## GOAL OF THE EXERCISE
The data below needs to be returned exactly, line for line.

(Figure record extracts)
════

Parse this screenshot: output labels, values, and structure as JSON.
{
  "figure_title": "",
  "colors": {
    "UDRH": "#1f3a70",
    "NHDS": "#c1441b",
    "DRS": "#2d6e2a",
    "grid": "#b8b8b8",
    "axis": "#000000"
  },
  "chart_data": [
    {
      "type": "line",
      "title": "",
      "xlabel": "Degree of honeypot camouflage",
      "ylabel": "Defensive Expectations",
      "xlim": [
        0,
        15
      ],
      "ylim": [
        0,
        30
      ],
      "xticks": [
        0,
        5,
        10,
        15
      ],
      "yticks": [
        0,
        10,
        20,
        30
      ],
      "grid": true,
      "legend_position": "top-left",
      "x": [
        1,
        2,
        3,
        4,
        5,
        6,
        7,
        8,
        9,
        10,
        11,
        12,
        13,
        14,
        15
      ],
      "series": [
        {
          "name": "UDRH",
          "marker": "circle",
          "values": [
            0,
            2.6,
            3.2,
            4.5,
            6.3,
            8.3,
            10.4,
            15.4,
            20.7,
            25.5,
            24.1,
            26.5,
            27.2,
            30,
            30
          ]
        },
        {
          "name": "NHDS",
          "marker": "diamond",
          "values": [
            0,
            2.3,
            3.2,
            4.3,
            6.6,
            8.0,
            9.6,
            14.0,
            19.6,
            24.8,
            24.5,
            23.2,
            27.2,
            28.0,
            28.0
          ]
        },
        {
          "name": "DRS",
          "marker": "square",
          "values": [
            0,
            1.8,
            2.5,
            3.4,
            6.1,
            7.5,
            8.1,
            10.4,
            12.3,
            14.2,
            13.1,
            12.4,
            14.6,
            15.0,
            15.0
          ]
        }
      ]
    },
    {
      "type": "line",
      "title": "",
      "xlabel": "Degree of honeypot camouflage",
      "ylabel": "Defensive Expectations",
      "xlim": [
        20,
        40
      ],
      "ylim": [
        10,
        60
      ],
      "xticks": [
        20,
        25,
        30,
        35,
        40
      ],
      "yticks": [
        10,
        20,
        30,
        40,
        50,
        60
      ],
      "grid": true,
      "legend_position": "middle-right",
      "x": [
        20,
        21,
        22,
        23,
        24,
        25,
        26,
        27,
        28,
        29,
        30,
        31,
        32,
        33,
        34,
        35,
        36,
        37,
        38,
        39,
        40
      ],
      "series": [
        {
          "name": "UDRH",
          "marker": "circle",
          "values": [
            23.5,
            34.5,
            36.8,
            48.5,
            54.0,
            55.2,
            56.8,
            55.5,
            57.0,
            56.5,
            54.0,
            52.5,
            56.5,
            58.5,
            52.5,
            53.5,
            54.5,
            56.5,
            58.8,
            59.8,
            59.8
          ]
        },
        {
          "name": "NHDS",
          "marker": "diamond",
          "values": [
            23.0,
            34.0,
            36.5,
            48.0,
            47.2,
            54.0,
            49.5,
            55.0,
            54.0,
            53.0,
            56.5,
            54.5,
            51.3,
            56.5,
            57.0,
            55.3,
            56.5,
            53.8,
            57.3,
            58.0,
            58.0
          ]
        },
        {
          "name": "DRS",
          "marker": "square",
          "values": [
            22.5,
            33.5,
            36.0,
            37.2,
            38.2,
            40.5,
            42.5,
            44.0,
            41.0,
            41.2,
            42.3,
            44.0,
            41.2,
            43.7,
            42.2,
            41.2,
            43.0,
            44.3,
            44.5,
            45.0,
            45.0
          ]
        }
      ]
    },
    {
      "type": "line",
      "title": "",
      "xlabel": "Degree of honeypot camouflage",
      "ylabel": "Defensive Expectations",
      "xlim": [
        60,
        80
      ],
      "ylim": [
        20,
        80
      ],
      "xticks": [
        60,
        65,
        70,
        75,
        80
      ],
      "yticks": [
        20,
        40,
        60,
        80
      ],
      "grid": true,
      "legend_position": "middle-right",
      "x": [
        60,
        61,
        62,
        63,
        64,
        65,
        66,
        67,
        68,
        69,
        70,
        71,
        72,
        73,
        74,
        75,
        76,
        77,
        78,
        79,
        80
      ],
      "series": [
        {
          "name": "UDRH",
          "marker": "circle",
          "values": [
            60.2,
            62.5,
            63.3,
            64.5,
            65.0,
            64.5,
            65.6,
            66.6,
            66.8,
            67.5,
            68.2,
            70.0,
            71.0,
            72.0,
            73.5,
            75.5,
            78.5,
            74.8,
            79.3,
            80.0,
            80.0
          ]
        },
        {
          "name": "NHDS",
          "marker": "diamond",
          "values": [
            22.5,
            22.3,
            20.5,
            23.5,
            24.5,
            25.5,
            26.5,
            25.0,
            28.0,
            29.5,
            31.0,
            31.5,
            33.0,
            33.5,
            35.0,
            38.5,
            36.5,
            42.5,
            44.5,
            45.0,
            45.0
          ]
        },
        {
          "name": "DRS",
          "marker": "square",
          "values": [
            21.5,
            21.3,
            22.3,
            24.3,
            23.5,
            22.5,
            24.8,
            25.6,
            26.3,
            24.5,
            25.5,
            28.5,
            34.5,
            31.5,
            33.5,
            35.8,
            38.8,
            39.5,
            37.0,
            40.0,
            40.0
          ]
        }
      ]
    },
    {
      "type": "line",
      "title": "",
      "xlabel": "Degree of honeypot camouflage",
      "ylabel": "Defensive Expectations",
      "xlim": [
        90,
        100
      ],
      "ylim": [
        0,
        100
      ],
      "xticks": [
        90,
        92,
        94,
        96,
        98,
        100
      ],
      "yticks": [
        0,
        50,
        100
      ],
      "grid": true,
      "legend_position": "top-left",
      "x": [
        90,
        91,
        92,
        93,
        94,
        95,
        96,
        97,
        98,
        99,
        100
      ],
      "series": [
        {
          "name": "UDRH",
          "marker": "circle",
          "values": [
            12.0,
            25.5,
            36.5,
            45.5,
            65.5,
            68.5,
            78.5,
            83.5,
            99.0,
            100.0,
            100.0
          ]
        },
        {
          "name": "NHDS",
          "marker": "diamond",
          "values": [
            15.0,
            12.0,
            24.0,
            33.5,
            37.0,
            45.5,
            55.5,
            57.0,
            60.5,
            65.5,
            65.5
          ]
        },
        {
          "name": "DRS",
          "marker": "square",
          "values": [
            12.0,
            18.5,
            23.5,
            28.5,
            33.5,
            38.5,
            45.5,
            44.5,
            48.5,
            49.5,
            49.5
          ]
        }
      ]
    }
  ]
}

════

## TASK OUTPUT
Parse this screenshot: output labels, values, and structure as JSON.
{
  "figure_title": "",
  "colors": {
    "UDRH": "#1f3a70",
    "NHDS": "#c1441b",
    "DRS": "#2d6e2a",
    "grid": "#b8b8b8",
    "axis": "#000000"
  },
  "chart_data": [
    {
      "type": "line",
      "title": "",
      "xlabel": "Degree of honeypot camouflage",
      "ylabel": "Defensive Expectations",
      "xlim": [
        0,
        15
      ],
      "ylim": [
        0,
        30
      ],
      "xticks": [
        0,
        5,
        10,
        15
      ],
      "yticks": [
        0,
        10,
        20,
        30
      ],
      "grid": true,
      "legend_position": "top-left",
      "x": [
        1,
        2,
        3,
        4,
        5,
        6,
        7,
        8,
        9,
        10,
        11,
        12,
        13,
        14,
        15
      ],
      "series": [
        {
          "name": "UDRH",
          "marker": "circle",
          "values": [
            0,
            2.6,
            3.2,
            4.5,
            6.3,
            8.3,
            10.4,
            15.4,
            20.7,
            25.5,
            24.1,
            26.5,
            27.2,
            30,
            30
          ]
        },
        {
          "name": "NHDS",
          "marker": "diamond",
          "values": [
            0,
            2.3,
            3.2,
            4.3,
            6.6,
            8.0,
            9.6,
            14.0,
            19.6,
            24.8,
            24.5,
            23.2,
            27.2,
            28.0,
            28.0
          ]
        },
        {
          "name": "DRS",
          "marker": "square",
          "values": [
            0,
            1.8,
            2.5,
            3.4,
            6.1,
            7.5,
            8.1,
            10.4,
            12.3,
            14.2,
            13.1,
            12.4,
            14.6,
            15.0,
            15.0
          ]
        }
      ]
    },
    {
      "type": "line",
      "title": "",
      "xlabel": "Degree of honeypot camouflage",
      "ylabel": "Defensive Expectations",
      "xlim": [
        20,
        40
      ],
      "ylim": [
        10,
        60
      ],
      "xticks": [
        20,
        25,
        30,
        35,
        40
      ],
      "yticks": [
        10,
        20,
        30,
        40,
        50,
        60
      ],
      "grid": true,
      "legend_position": "middle-right",
      "x": [
        20,
        21,
        22,
        23,
        24,
        25,
        26,
        27,
        28,
        29,
        30,
        31,
        32,
        33,
        34,
        35,
        36,
        37,
        38,
        39,
        40
      ],
      "series": [
        {
          "name": "UDRH",
          "marker": "circle",
          "values": [
            23.5,
            34.5,
            36.8,
            48.5,
            54.0,
            55.2,
            56.8,
            55.5,
            57.0,
            56.5,
            54.0,
            52.5,
            56.5,
            58.5,
            52.5,
            53.5,
            54.5,
            56.5,
            58.8,
            59.8,
            59.8
          ]
        },
        {
          "name": "NHDS",
          "marker": "diamond",
          "values": [
            23.0,
            34.0,
            36.5,
            48.0,
            47.2,
            54.0,
            49.5,
            55.0,
            54.0,
            53.0,
            56.5,
            54.5,
            51.3,
            56.5,
            57.0,
            55.3,
            56.5,
            53.8,
            57.3,
            58.0,
            58.0
          ]
        },
        {
          "name": "DRS",
          "marker": "square",
          "values": [
            22.5,
            33.5,
            36.0,
            37.2,
            38.2,
            40.5,
            42.5,
            44.0,
            41.0,
            41.2,
            42.3,
            44.0,
            41.2,
            43.7,
            42.2,
            41.2,
            43.0,
            44.3,
            44.5,
            45.0,
            45.0
          ]
        }
      ]
    },
    {
      "type": "line",
      "title": "",
      "xlabel": "Degree of honeypot camouflage",
      "ylabel": "Defensive Expectations",
      "xlim": [
        60,
        80
      ],
      "ylim": [
        20,
        80
      ],
      "xticks": [
        60,
        65,
        70,
        75,
        80
      ],
      "yticks": [
        20,
        40,
        60,
        80
      ],
      "grid": true,
      "legend_position": "middle-right",
      "x": [
        60,
        61,
        62,
        63,
        64,
        65,
        66,
        67,
        68,
        69,
        70,
        71,
        72,
        73,
        74,
        75,
        76,
        77,
        78,
        79,
        80
      ],
      "series": [
        {
          "name": "UDRH",
          "marker": "circle",
          "values": [
            60.2,
            62.5,
            63.3,
            64.5,
            65.0,
            64.5,
            65.6,
            66.6,
            66.8,
            67.5,
            68.2,
            70.0,
            71.0,
            72.0,
            73.5,
            75.5,
            78.5,
            74.8,
            79.3,
            80.0,
            80.0
          ]
        },
        {
          "name": "NHDS",
          "marker": "diamond",
          "values": [
            22.5,
            22.3,
            20.5,
            23.5,
            24.5,
            25.5,
            26.5,
            25.0,
            28.0,
            29.5,
            31.0,
            31.5,
            33.0,
            33.5,
            35.0,
            38.5,
            36.5,
            42.5,
            44.5,
            45.0,
            45.0
          ]
        },
        {
          "name": "DRS",
          "marker": "square",
          "values": [
            21.5,
            21.3,
            22.3,
            24.3,
            23.5,
            22.5,
            24.8,
            25.6,
            26.3,
            24.5,
            25.5,
            28.5,
            34.5,
            31.5,
            33.5,
            35.8,
            38.8,
            39.5,
            37.0,
            40.0,
            40.0
          ]
        }
      ]
    },
    {
      "type": "line",
      "title": "",
      "xlabel": "Degree of honeypot camouflage",
      "ylabel": "Defensive Expectations",
      "xlim": [
        90,
        100
      ],
      "ylim": [
        0,
        100
      ],
      "xticks": [
        90,
        92,
        94,
        96,
        98,
        100
      ],
      "yticks": [
        0,
        50,
        100
      ],
      "grid": true,
      "legend_position": "top-left",
      "x": [
        90,
        91,
        92,
        93,
        94,
        95,
        96,
        97,
        98,
        99,
        100
      ],
      "series": [
        {
          "name": "UDRH",
          "marker": "circle",
          "values": [
            12.0,
            25.5,
            36.5,
            45.5,
            65.5,
            68.5,
            78.5,
            83.5,
            99.0,
            100.0,
            100.0
          ]
        },
        {
          "name": "NHDS",
          "marker": "diamond",
          "values": [
            15.0,
            12.0,
            24.0,
            33.5,
            37.0,
            45.5,
            55.5,
            57.0,
            60.5,
            65.5,
            65.5
          ]
        },
        {
          "name": "DRS",
          "marker": "square",
          "values": [
            12.0,
            18.5,
            23.5,
            28.5,
            33.5,
            38.5,
            45.5,
            44.5,
            48.5,
            49.5,
            49.5
          ]
        }
      ]
    }
  ]
}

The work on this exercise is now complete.